* EXERCISE 1: Decide whether each statement agrees with the induction proof below, answering yes or no and quoting the deciding words from it. (a) The proof says the divisibility claim is equivalent to an equation. (b) The proof calls the inductive step false. (c) The proof labels its first stage "Inductive Step."
* EXERCISE 2: In the induction proof below, what expression does the inductive step set p equal to?

* SOURCE TEXT:
[Start]

The statement "24 divides $\displaystyle \begin{align*} 5^{2\,n} - 1 \end{align*}$ for all $\displaystyle \begin{align*} n \in \mathbf{N} \end{align*}$" is equivalent to "$\displaystyle \begin{align*} 5^{2\,n} - 1 = 24\,p \end{align*}$ where $\displaystyle \begin{align*} n, p \in \mathbf{N} \end{align*}$".

Base Step:

$\displaystyle \begin{align*} 5^{2 \cdot 1} - 1 &= 5^2 - 1 \\ &= 25 - 1 \\ &= 24 \\ &= 24 \cdot 1 \end{align*}$

The base step is true.

Inductive Step:

Assume that $\displaystyle \begin{align*} 5^{2\,k} - 1 = 24\,m \end{align*}$ is a true statement for some $\displaystyle \begin{align*} k, m \in \mathbf{N} \end{align*}$. Then

$\displaystyle \begin{align*} 5^{2\,\left( k + 1 \right) } - 1 &= 5^{2\,k + 2} - 1 \\ &= 5^{2\,k} \cdot 5^2 - 1 \\ &= 25 \cdot 5^{2\,k} - 1 \\ &= 24 \cdot 5^{2\,k} + 5^{2\,k} - 1 \\ &= 24 \cdot 5^{2\,k} + 24\,m \\ &= 24 \,\left( 5^{2\,k} + m \right) \\ &= 24\,p \textrm{ where } p = 5^{2\,k} + m \end{align*}$

The inductive step is true.

Thus we have proved that 24 divides $\displaystyle \begin{align*} 5^{2\,n} - 1 \end{align*}$ for all $\displaystyle \begin{align*} n \in \mathbf{N} \end{align*}$.

[End]

* EXTRACTED INFORMATION:
[Start]

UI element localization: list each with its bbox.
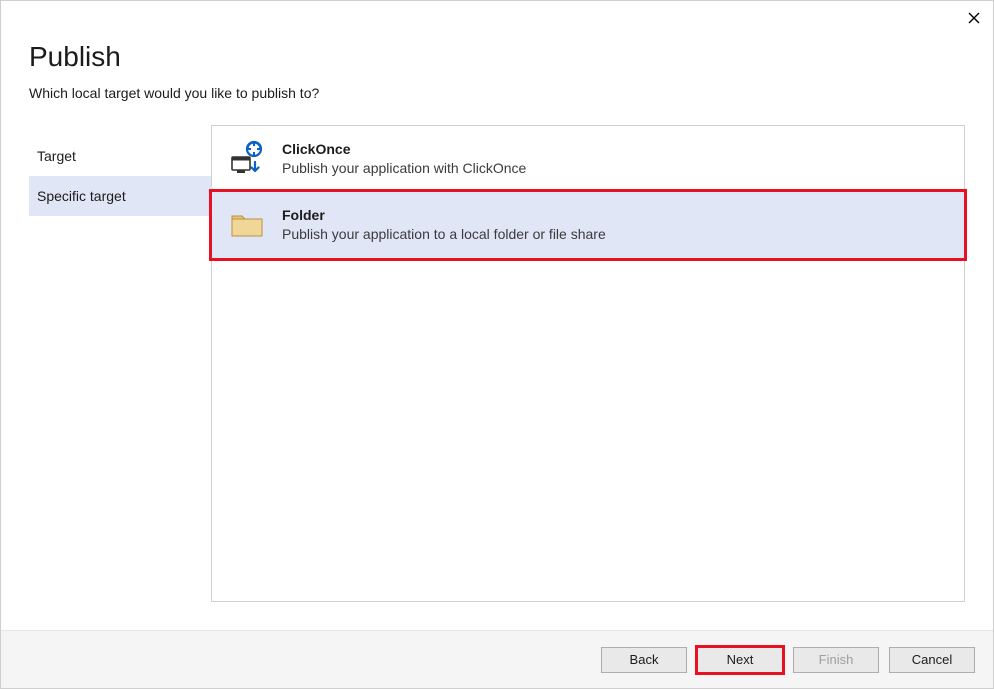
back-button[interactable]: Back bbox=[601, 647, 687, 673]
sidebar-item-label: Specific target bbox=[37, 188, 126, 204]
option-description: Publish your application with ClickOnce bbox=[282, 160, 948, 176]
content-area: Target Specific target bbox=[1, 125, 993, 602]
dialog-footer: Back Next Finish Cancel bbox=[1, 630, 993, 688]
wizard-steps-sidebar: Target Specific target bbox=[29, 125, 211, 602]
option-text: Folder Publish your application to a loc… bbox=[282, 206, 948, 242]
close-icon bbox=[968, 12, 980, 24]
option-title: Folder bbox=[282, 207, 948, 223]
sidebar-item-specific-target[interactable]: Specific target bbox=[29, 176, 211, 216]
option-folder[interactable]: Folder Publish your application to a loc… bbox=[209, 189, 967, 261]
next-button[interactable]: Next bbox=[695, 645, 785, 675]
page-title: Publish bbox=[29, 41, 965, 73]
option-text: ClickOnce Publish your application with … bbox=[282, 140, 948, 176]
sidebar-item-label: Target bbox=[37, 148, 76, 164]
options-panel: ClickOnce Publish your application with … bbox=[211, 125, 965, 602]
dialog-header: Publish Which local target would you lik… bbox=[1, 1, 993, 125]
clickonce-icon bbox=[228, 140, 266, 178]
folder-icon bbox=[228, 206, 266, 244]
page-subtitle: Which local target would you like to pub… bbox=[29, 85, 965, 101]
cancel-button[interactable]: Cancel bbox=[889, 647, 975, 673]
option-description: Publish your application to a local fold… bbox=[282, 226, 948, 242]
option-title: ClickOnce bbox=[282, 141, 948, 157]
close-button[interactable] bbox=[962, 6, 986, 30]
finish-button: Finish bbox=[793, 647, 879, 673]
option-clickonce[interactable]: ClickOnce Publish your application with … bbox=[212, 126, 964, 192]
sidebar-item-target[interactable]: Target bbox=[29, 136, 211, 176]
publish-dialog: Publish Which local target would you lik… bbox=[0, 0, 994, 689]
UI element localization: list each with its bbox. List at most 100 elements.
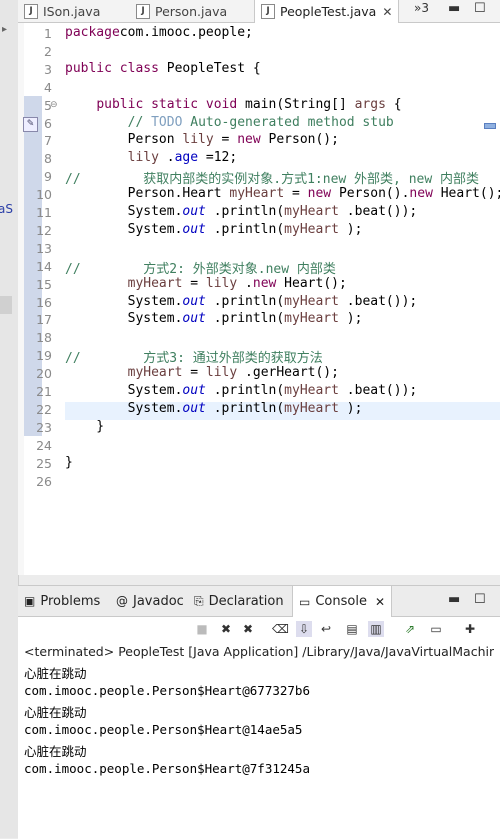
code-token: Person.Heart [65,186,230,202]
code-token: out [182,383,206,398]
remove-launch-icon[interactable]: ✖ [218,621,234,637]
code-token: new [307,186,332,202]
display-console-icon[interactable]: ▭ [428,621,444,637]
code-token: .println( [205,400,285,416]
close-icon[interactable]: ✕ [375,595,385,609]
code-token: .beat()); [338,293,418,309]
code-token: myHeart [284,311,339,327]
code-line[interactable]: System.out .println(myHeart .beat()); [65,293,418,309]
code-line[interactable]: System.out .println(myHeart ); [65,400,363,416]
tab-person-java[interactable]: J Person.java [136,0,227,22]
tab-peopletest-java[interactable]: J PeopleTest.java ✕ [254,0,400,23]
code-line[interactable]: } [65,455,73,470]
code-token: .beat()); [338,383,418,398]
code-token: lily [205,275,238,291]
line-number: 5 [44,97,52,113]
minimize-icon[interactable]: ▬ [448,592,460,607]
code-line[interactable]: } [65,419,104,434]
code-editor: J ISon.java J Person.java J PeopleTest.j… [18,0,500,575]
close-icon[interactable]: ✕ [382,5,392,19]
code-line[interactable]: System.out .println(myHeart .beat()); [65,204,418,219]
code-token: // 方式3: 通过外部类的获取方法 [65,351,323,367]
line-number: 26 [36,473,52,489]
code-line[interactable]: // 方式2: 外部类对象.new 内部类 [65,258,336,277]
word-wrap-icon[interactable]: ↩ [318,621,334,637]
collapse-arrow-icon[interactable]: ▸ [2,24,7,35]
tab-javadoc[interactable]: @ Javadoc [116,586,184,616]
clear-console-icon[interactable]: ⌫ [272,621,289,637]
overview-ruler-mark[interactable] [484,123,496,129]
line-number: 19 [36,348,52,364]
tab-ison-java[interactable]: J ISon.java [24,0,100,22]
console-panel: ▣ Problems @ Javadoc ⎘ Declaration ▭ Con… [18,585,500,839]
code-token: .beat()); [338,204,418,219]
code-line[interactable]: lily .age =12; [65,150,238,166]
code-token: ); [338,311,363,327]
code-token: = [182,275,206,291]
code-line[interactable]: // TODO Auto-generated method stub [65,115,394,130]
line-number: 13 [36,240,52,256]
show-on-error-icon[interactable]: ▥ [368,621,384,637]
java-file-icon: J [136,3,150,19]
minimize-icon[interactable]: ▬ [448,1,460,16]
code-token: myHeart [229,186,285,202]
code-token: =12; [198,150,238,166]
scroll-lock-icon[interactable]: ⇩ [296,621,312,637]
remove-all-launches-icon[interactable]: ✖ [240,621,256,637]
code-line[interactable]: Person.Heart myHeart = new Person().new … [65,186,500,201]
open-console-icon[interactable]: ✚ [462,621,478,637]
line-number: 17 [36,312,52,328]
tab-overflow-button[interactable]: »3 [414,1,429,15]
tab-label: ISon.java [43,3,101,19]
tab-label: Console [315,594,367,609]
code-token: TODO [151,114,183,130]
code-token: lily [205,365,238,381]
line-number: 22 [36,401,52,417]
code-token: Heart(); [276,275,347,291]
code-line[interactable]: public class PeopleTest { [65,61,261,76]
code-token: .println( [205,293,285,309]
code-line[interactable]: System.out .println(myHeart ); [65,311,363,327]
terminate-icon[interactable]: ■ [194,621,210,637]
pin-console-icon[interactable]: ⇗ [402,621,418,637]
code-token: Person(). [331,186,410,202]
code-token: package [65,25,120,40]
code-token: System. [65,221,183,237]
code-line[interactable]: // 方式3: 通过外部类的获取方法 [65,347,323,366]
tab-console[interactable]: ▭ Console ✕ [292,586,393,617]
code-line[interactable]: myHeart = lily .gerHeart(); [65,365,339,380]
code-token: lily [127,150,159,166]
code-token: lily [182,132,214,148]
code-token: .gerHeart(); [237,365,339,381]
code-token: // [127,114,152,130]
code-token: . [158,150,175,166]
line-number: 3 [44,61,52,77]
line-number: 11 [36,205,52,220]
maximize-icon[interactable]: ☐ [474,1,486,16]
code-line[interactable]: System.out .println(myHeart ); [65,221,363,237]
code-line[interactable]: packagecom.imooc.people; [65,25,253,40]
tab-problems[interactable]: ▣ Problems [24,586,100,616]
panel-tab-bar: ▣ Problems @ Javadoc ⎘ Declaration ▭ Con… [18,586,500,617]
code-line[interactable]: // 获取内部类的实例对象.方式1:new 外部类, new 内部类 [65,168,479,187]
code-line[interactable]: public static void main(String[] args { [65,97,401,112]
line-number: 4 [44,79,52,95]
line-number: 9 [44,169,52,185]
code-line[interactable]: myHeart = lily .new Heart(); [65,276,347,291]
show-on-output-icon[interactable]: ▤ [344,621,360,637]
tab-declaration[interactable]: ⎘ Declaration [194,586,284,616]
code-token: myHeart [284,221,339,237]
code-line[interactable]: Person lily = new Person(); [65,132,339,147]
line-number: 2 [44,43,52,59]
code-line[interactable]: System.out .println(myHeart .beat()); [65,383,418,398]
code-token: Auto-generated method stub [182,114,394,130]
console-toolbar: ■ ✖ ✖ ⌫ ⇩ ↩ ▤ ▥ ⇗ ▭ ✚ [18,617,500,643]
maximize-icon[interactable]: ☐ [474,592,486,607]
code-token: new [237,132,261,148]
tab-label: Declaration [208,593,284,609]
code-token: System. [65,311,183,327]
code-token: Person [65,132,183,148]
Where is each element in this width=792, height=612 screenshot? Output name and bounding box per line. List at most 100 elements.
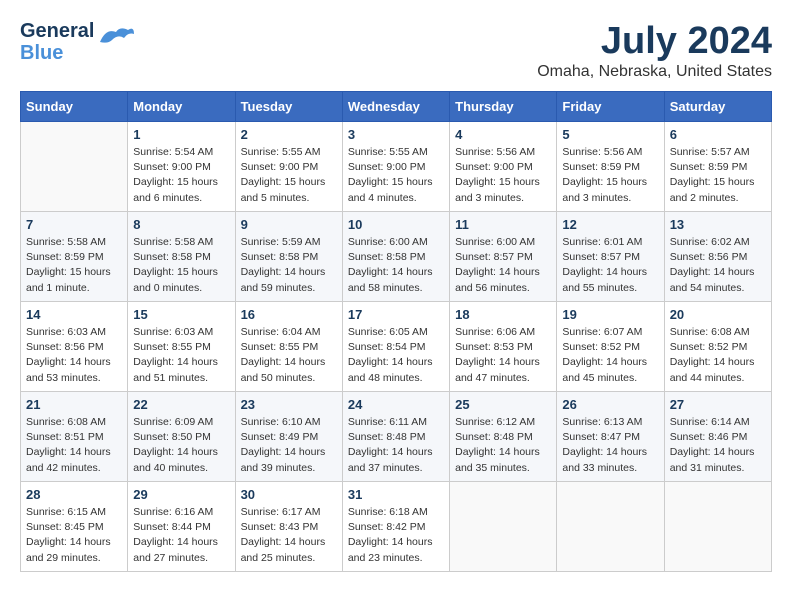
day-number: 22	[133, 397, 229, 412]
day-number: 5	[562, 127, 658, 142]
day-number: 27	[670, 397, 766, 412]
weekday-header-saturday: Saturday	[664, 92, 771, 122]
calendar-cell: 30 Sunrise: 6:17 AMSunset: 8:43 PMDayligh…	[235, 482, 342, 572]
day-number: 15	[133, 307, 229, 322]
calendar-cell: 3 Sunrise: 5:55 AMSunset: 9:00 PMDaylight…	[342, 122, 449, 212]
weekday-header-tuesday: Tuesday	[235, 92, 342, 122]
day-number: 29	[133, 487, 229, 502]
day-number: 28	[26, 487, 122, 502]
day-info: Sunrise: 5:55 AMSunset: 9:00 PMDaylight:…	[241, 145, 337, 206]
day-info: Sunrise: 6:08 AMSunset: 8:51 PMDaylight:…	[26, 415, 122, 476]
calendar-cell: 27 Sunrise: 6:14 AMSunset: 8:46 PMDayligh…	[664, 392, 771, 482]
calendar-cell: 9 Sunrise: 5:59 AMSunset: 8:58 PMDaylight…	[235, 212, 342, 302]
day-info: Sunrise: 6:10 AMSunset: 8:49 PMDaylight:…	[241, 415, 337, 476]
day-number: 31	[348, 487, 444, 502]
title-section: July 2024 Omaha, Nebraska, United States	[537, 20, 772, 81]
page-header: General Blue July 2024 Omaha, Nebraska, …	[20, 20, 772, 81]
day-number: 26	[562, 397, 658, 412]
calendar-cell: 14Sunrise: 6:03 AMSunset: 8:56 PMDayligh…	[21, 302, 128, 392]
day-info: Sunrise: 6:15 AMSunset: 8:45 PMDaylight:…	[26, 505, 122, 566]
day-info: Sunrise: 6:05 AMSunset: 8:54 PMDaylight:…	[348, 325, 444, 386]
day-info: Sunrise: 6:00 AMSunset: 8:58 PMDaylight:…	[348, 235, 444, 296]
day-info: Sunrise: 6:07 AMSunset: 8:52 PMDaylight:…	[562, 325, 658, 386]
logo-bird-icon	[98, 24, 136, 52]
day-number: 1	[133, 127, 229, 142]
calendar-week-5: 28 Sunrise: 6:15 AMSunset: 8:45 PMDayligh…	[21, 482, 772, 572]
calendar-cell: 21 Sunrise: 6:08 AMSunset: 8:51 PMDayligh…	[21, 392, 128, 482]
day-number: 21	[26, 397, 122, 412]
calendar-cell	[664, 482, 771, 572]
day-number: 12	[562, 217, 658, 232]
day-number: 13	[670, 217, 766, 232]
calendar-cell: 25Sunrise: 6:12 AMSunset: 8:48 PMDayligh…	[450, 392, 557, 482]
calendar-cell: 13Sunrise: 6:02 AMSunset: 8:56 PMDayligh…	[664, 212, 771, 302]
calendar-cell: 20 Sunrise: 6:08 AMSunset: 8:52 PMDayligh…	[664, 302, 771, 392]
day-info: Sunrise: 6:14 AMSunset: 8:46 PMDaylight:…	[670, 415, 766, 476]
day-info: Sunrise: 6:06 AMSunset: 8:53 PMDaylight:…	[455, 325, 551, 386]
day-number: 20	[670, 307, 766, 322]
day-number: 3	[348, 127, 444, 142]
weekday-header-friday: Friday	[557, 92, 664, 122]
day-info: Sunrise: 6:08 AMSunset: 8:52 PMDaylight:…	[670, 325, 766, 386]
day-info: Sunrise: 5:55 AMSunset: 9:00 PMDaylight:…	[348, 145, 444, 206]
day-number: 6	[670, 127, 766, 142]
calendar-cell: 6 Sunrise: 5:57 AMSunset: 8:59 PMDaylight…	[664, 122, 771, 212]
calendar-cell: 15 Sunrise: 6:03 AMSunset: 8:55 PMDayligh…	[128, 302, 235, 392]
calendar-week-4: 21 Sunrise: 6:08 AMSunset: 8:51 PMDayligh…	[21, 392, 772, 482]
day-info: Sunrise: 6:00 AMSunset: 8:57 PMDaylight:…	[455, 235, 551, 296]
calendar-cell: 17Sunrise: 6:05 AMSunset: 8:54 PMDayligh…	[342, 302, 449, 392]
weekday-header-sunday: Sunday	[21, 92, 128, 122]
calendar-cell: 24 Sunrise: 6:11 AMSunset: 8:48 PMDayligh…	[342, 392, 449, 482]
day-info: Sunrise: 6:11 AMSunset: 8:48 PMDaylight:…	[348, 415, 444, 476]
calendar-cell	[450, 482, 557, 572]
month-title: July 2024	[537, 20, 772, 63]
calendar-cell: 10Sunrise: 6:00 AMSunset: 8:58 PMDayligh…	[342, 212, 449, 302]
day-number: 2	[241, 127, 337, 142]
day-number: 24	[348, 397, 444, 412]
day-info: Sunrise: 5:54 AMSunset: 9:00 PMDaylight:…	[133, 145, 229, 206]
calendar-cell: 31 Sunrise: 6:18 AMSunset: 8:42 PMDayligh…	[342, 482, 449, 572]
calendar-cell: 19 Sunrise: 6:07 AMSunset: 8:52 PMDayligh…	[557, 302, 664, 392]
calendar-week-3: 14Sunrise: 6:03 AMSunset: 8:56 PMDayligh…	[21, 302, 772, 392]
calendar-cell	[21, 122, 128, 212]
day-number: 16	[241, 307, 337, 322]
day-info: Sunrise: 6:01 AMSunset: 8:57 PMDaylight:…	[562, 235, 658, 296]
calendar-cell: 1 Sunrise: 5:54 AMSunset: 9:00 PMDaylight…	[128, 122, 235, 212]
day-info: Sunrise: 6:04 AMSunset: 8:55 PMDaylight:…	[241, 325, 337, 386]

[End]

* WRITTEN REPLY 1: (a) Yes: "is equivalent to". (b) No: "The inductive step is true." (c) No: "Base Step:"

* WRITTEN REPLY 2: p = 5^(2k) + m